PROBLEM DETAILS: Please print all of the material below, word for word.

INPUT FOR THIS TASK:

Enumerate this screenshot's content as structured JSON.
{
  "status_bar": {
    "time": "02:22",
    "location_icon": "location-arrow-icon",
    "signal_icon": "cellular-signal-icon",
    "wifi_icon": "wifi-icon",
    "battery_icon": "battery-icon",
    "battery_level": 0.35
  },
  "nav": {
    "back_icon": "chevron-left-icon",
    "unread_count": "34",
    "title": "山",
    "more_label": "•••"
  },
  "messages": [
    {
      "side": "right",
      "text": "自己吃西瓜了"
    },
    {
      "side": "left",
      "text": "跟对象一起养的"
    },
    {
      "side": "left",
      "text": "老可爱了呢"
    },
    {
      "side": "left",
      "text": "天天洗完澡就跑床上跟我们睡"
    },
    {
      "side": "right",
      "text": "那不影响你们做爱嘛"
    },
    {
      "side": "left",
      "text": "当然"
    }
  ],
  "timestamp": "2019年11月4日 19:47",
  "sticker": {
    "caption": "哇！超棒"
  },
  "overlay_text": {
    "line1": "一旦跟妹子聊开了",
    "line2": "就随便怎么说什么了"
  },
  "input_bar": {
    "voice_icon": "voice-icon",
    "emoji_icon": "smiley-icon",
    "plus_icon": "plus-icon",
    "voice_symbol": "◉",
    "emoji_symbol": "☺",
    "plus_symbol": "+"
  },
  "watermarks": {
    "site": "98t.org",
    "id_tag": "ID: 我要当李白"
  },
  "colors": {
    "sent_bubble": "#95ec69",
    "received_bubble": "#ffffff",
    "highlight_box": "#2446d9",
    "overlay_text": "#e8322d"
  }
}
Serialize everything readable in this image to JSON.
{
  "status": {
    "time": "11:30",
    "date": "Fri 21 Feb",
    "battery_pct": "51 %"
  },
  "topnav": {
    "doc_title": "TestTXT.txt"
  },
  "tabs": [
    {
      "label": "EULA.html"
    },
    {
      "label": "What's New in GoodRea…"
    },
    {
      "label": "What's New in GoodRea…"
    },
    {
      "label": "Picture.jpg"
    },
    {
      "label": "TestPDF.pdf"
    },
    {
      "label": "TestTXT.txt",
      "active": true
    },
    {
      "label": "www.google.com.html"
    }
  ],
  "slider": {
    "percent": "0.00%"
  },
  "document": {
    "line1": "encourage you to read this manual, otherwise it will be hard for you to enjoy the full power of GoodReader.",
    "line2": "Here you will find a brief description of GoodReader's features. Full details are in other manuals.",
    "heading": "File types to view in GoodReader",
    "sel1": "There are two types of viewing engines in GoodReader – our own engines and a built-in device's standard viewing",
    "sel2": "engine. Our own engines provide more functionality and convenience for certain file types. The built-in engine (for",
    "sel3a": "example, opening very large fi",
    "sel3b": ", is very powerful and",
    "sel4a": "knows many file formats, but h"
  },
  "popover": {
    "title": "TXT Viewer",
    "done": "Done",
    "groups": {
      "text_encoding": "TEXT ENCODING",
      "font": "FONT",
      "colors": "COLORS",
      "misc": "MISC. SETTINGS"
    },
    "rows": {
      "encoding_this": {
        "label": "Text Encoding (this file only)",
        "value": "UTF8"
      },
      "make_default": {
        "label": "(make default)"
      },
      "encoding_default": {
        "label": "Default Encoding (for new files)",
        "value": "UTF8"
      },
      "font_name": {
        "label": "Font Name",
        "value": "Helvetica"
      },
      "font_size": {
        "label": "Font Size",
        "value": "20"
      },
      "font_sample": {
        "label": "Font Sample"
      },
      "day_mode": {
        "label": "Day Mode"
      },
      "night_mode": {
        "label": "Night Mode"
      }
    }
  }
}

EXERCISE RESULT:
Enumerate this screenshot's content as structured JSON.
{
  "status_bar": {
    "time": "02:22",
    "location_icon": "location-arrow-icon",
    "signal_icon": "cellular-signal-icon",
    "wifi_icon": "wifi-icon",
    "battery_icon": "battery-icon",
    "battery_level": 0.35
  },
  "nav": {
    "back_icon": "chevron-left-icon",
    "unread_count": "34",
    "title": "山",
    "more_label": "•••"
  },
  "messages": [
    {
      "side": "right",
      "text": "自己吃西瓜了"
    },
    {
      "side": "left",
      "text": "跟对象一起养的"
    },
    {
      "side": "left",
      "text": "老可爱了呢"
    },
    {
      "side": "left",
      "text": "天天洗完澡就跑床上跟我们睡"
    },
    {
      "side": "right",
      "text": "那不影响你们做爱嘛"
    },
    {
      "side": "left",
      "text": "当然"
    }
  ],
  "timestamp": "2019年11月4日 19:47",
  "sticker": {
    "caption": "哇！超棒"
  },
  "overlay_text": {
    "line1": "一旦跟妹子聊开了",
    "line2": "就随便怎么说什么了"
  },
  "input_bar": {
    "voice_icon": "voice-icon",
    "emoji_icon": "smiley-icon",
    "plus_icon": "plus-icon",
    "voice_symbol": "◉",
    "emoji_symbol": "☺",
    "plus_symbol": "+"
  },
  "watermarks": {
    "site": "98t.org",
    "id_tag": "ID: 我要当李白"
  },
  "colors": {
    "sent_bubble": "#95ec69",
    "received_bubble": "#ffffff",
    "highlight_box": "#2446d9",
    "overlay_text": "#e8322d"
  }
}
Serialize everything readable in this image to JSON.
{
  "status": {
    "time": "11:30",
    "date": "Fri 21 Feb",
    "battery_pct": "51 %"
  },
  "topnav": {
    "doc_title": "TestTXT.txt"
  },
  "tabs": [
    {
      "label": "EULA.html"
    },
    {
      "label": "What's New in GoodRea…"
    },
    {
      "label": "What's New in GoodRea…"
    },
    {
      "label": "Picture.jpg"
    },
    {
      "label": "TestPDF.pdf"
    },
    {
      "label": "TestTXT.txt",
      "active": true
    },
    {
      "label": "www.google.com.html"
    }
  ],
  "slider": {
    "percent": "0.00%"
  },
  "document": {
    "line1": "encourage you to read this manual, otherwise it will be hard for you to enjoy the full power of GoodReader.",
    "line2": "Here you will find a brief description of GoodReader's features. Full details are in other manuals.",
    "heading": "File types to view in GoodReader",
    "sel1": "There are two types of viewing engines in GoodReader – our own engines and a built-in device's standard viewing",
    "sel2": "engine. Our own engines provide more functionality and convenience for certain file types. The built-in engine (for",
    "sel3a": "example, opening very large fi",
    "sel3b": ", is very powerful and",
    "sel4a": "knows many file formats, but h"
  },
  "popover": {
    "title": "TXT Viewer",
    "done": "Done",
    "groups": {
      "text_encoding": "TEXT ENCODING",
      "font": "FONT",
      "colors": "COLORS",
      "misc": "MISC. SETTINGS"
    },
    "rows": {
      "encoding_this": {
        "label": "Text Encoding (this file only)",
        "value": "UTF8"
      },
      "make_default": {
        "label": "(make default)"
      },
      "encoding_default": {
        "label": "Default Encoding (for new files)",
        "value": "UTF8"
      },
      "font_name": {
        "label": "Font Name",
        "value": "Helvetica"
      },
      "font_size": {
        "label": "Font Size",
        "value": "20"
      },
      "font_sample": {
        "label": "Font Sample"
      },
      "day_mode": {
        "label": "Day Mode"
      },
      "night_mode": {
        "label": "Night Mode"
      }
    }
  }
}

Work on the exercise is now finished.